Extracted entries:

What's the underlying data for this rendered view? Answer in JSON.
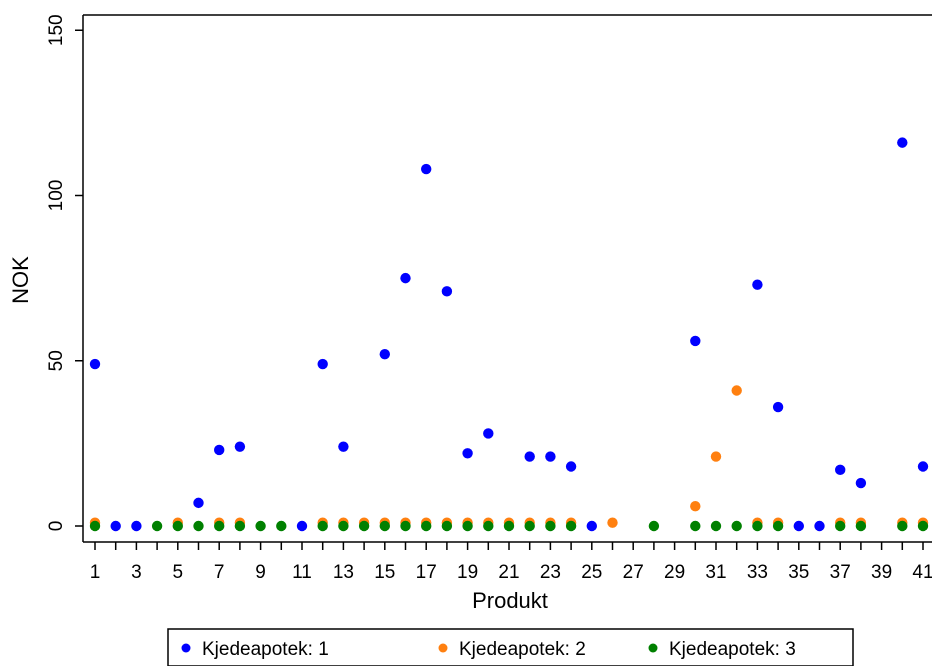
{
  "chart_data": {
    "type": "scatter",
    "xlabel": "Produkt",
    "ylabel": "NOK",
    "xlim": [
      0.65,
      41.6
    ],
    "ylim": [
      -5,
      155
    ],
    "xticks": [
      1,
      3,
      5,
      7,
      9,
      11,
      13,
      15,
      17,
      19,
      21,
      23,
      25,
      27,
      29,
      31,
      33,
      35,
      37,
      39,
      41
    ],
    "yticks": [
      0,
      50,
      100,
      150
    ],
    "grid": false,
    "legend_position": "bottom",
    "series": [
      {
        "name": "Kjedeapotek: 1",
        "color": "#0000ff",
        "points": [
          [
            1,
            49
          ],
          [
            2,
            0
          ],
          [
            3,
            0
          ],
          [
            6,
            7
          ],
          [
            7,
            23
          ],
          [
            8,
            24
          ],
          [
            11,
            0
          ],
          [
            12,
            49
          ],
          [
            13,
            24
          ],
          [
            15,
            52
          ],
          [
            16,
            75
          ],
          [
            17,
            108
          ],
          [
            18,
            71
          ],
          [
            19,
            22
          ],
          [
            20,
            28
          ],
          [
            22,
            21
          ],
          [
            23,
            21
          ],
          [
            24,
            18
          ],
          [
            25,
            0
          ],
          [
            30,
            56
          ],
          [
            33,
            73
          ],
          [
            34,
            36
          ],
          [
            35,
            0
          ],
          [
            36,
            0
          ],
          [
            37,
            17
          ],
          [
            38,
            13
          ],
          [
            40,
            116
          ],
          [
            41,
            18
          ]
        ]
      },
      {
        "name": "Kjedeapotek: 2",
        "color": "#ff8010",
        "points": [
          [
            1,
            1
          ],
          [
            5,
            1
          ],
          [
            7,
            1
          ],
          [
            8,
            1
          ],
          [
            12,
            1
          ],
          [
            13,
            1
          ],
          [
            14,
            1
          ],
          [
            15,
            1
          ],
          [
            16,
            1
          ],
          [
            17,
            1
          ],
          [
            18,
            1
          ],
          [
            19,
            1
          ],
          [
            20,
            1
          ],
          [
            21,
            1
          ],
          [
            22,
            1
          ],
          [
            23,
            1
          ],
          [
            24,
            1
          ],
          [
            26,
            1
          ],
          [
            30,
            6
          ],
          [
            31,
            21
          ],
          [
            32,
            41
          ],
          [
            33,
            1
          ],
          [
            34,
            1
          ],
          [
            37,
            1
          ],
          [
            38,
            1
          ],
          [
            40,
            1
          ],
          [
            41,
            1
          ]
        ]
      },
      {
        "name": "Kjedeapotek: 3",
        "color": "#008000",
        "points": [
          [
            1,
            0
          ],
          [
            4,
            0
          ],
          [
            5,
            0
          ],
          [
            6,
            0
          ],
          [
            7,
            0
          ],
          [
            8,
            0
          ],
          [
            9,
            0
          ],
          [
            10,
            0
          ],
          [
            12,
            0
          ],
          [
            13,
            0
          ],
          [
            14,
            0
          ],
          [
            15,
            0
          ],
          [
            16,
            0
          ],
          [
            17,
            0
          ],
          [
            18,
            0
          ],
          [
            19,
            0
          ],
          [
            20,
            0
          ],
          [
            21,
            0
          ],
          [
            22,
            0
          ],
          [
            23,
            0
          ],
          [
            24,
            0
          ],
          [
            28,
            0
          ],
          [
            30,
            0
          ],
          [
            31,
            0
          ],
          [
            32,
            0
          ],
          [
            33,
            0
          ],
          [
            34,
            0
          ],
          [
            37,
            0
          ],
          [
            38,
            0
          ],
          [
            40,
            0
          ],
          [
            41,
            0
          ]
        ]
      }
    ]
  }
}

Direction:
Go through the data above and find the lines with the word "Kjedeapotek". Copy each of those lines.

Output for this task:
        "name": "Kjedeapotek: 1",
        "name": "Kjedeapotek: 2",
        "name": "Kjedeapotek: 3",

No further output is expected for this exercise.